EXERCISE INSTRUCTIONS:
Print all the data, keeping every line exactly as it is.

DATA FOR THIS EXERCISE:
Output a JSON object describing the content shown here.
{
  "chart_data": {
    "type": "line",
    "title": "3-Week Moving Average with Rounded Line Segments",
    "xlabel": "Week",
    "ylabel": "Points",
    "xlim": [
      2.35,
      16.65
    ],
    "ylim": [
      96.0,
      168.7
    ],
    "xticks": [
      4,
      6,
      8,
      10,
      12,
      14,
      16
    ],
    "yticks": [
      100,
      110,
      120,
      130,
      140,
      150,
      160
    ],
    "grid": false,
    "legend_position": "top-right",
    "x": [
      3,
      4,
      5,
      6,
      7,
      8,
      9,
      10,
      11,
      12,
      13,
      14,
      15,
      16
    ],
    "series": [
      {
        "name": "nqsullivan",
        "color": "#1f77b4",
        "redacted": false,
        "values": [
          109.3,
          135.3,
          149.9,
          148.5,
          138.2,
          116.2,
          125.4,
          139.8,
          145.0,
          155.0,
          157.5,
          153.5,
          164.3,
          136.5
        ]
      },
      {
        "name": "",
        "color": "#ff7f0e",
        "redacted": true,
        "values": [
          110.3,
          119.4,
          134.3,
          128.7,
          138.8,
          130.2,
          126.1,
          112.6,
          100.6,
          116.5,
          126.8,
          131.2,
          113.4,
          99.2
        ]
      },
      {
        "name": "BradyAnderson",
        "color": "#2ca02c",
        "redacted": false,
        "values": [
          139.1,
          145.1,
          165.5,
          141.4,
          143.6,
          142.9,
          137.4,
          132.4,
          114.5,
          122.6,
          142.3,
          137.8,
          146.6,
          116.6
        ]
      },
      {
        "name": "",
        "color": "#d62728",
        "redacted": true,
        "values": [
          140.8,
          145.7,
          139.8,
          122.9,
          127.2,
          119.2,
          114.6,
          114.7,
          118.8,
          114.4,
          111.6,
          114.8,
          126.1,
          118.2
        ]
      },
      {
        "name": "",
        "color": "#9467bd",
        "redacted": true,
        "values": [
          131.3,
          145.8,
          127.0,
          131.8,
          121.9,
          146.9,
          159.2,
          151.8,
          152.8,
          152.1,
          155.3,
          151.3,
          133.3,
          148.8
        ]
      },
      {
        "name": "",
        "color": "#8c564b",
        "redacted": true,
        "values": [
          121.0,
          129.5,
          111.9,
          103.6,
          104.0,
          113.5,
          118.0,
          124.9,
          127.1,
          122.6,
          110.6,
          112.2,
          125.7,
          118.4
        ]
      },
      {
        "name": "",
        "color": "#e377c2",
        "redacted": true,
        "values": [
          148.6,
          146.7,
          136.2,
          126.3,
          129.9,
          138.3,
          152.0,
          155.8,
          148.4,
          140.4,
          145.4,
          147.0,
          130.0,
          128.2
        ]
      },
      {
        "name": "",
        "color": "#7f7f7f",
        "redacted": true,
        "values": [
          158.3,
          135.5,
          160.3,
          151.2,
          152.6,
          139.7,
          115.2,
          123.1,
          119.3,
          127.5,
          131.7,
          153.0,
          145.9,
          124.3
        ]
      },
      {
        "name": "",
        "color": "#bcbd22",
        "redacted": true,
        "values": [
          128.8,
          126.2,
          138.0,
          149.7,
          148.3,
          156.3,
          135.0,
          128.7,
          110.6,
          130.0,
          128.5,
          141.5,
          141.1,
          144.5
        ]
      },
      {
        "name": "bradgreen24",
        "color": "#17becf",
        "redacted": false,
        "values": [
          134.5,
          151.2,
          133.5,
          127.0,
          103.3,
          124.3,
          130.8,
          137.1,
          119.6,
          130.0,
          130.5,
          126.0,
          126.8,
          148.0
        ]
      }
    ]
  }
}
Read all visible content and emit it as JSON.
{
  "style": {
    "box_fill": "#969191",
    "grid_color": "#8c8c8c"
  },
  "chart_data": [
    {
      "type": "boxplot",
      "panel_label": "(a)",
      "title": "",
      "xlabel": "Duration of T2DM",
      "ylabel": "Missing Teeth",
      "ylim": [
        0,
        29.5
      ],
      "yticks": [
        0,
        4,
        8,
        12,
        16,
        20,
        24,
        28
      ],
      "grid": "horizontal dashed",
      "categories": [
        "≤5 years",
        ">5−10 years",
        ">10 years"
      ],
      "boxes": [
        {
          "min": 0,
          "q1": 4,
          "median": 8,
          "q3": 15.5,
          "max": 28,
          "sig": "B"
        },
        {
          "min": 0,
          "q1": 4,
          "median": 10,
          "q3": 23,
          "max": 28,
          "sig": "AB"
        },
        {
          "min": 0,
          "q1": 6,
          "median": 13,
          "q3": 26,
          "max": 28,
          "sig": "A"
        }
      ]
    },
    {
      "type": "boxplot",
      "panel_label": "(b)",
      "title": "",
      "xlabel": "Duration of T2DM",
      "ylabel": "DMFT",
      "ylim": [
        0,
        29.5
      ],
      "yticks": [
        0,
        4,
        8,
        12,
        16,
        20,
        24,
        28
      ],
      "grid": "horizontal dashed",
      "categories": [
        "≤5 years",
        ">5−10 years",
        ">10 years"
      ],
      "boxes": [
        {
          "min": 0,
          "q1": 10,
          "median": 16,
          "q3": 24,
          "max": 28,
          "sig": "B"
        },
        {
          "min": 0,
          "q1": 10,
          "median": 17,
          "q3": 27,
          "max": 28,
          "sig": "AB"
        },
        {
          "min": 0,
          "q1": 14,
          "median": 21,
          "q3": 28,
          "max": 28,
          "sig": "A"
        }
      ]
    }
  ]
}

THE RESULT:
Output a JSON object describing the content shown here.
{
  "chart_data": {
    "type": "line",
    "title": "3-Week Moving Average with Rounded Line Segments",
    "xlabel": "Week",
    "ylabel": "Points",
    "xlim": [
      2.35,
      16.65
    ],
    "ylim": [
      96.0,
      168.7
    ],
    "xticks": [
      4,
      6,
      8,
      10,
      12,
      14,
      16
    ],
    "yticks": [
      100,
      110,
      120,
      130,
      140,
      150,
      160
    ],
    "grid": false,
    "legend_position": "top-right",
    "x": [
      3,
      4,
      5,
      6,
      7,
      8,
      9,
      10,
      11,
      12,
      13,
      14,
      15,
      16
    ],
    "series": [
      {
        "name": "nqsullivan",
        "color": "#1f77b4",
        "redacted": false,
        "values": [
          109.3,
          135.3,
          149.9,
          148.5,
          138.2,
          116.2,
          125.4,
          139.8,
          145.0,
          155.0,
          157.5,
          153.5,
          164.3,
          136.5
        ]
      },
      {
        "name": "",
        "color": "#ff7f0e",
        "redacted": true,
        "values": [
          110.3,
          119.4,
          134.3,
          128.7,
          138.8,
          130.2,
          126.1,
          112.6,
          100.6,
          116.5,
          126.8,
          131.2,
          113.4,
          99.2
        ]
      },
      {
        "name": "BradyAnderson",
        "color": "#2ca02c",
        "redacted": false,
        "values": [
          139.1,
          145.1,
          165.5,
          141.4,
          143.6,
          142.9,
          137.4,
          132.4,
          114.5,
          122.6,
          142.3,
          137.8,
          146.6,
          116.6
        ]
      },
      {
        "name": "",
        "color": "#d62728",
        "redacted": true,
        "values": [
          140.8,
          145.7,
          139.8,
          122.9,
          127.2,
          119.2,
          114.6,
          114.7,
          118.8,
          114.4,
          111.6,
          114.8,
          126.1,
          118.2
        ]
      },
      {
        "name": "",
        "color": "#9467bd",
        "redacted": true,
        "values": [
          131.3,
          145.8,
          127.0,
          131.8,
          121.9,
          146.9,
          159.2,
          151.8,
          152.8,
          152.1,
          155.3,
          151.3,
          133.3,
          148.8
        ]
      },
      {
        "name": "",
        "color": "#8c564b",
        "redacted": true,
        "values": [
          121.0,
          129.5,
          111.9,
          103.6,
          104.0,
          113.5,
          118.0,
          124.9,
          127.1,
          122.6,
          110.6,
          112.2,
          125.7,
          118.4
        ]
      },
      {
        "name": "",
        "color": "#e377c2",
        "redacted": true,
        "values": [
          148.6,
          146.7,
          136.2,
          126.3,
          129.9,
          138.3,
          152.0,
          155.8,
          148.4,
          140.4,
          145.4,
          147.0,
          130.0,
          128.2
        ]
      },
      {
        "name": "",
        "color": "#7f7f7f",
        "redacted": true,
        "values": [
          158.3,
          135.5,
          160.3,
          151.2,
          152.6,
          139.7,
          115.2,
          123.1,
          119.3,
          127.5,
          131.7,
          153.0,
          145.9,
          124.3
        ]
      },
      {
        "name": "",
        "color": "#bcbd22",
        "redacted": true,
        "values": [
          128.8,
          126.2,
          138.0,
          149.7,
          148.3,
          156.3,
          135.0,
          128.7,
          110.6,
          130.0,
          128.5,
          141.5,
          141.1,
          144.5
        ]
      },
      {
        "name": "bradgreen24",
        "color": "#17becf",
        "redacted": false,
        "values": [
          134.5,
          151.2,
          133.5,
          127.0,
          103.3,
          124.3,
          130.8,
          137.1,
          119.6,
          130.0,
          130.5,
          126.0,
          126.8,
          148.0
        ]
      }
    ]
  }
}
Read all visible content and emit it as JSON.
{
  "style": {
    "box_fill": "#969191",
    "grid_color": "#8c8c8c"
  },
  "chart_data": [
    {
      "type": "boxplot",
      "panel_label": "(a)",
      "title": "",
      "xlabel": "Duration of T2DM",
      "ylabel": "Missing Teeth",
      "ylim": [
        0,
        29.5
      ],
      "yticks": [
        0,
        4,
        8,
        12,
        16,
        20,
        24,
        28
      ],
      "grid": "horizontal dashed",
      "categories": [
        "≤5 years",
        ">5−10 years",
        ">10 years"
      ],
      "boxes": [
        {
          "min": 0,
          "q1": 4,
          "median": 8,
          "q3": 15.5,
          "max": 28,
          "sig": "B"
        },
        {
          "min": 0,
          "q1": 4,
          "median": 10,
          "q3": 23,
          "max": 28,
          "sig": "AB"
        },
        {
          "min": 0,
          "q1": 6,
          "median": 13,
          "q3": 26,
          "max": 28,
          "sig": "A"
        }
      ]
    },
    {
      "type": "boxplot",
      "panel_label": "(b)",
      "title": "",
      "xlabel": "Duration of T2DM",
      "ylabel": "DMFT",
      "ylim": [
        0,
        29.5
      ],
      "yticks": [
        0,
        4,
        8,
        12,
        16,
        20,
        24,
        28
      ],
      "grid": "horizontal dashed",
      "categories": [
        "≤5 years",
        ">5−10 years",
        ">10 years"
      ],
      "boxes": [
        {
          "min": 0,
          "q1": 10,
          "median": 16,
          "q3": 24,
          "max": 28,
          "sig": "B"
        },
        {
          "min": 0,
          "q1": 10,
          "median": 17,
          "q3": 27,
          "max": 28,
          "sig": "AB"
        },
        {
          "min": 0,
          "q1": 14,
          "median": 21,
          "q3": 28,
          "max": 28,
          "sig": "A"
        }
      ]
    }
  ]
}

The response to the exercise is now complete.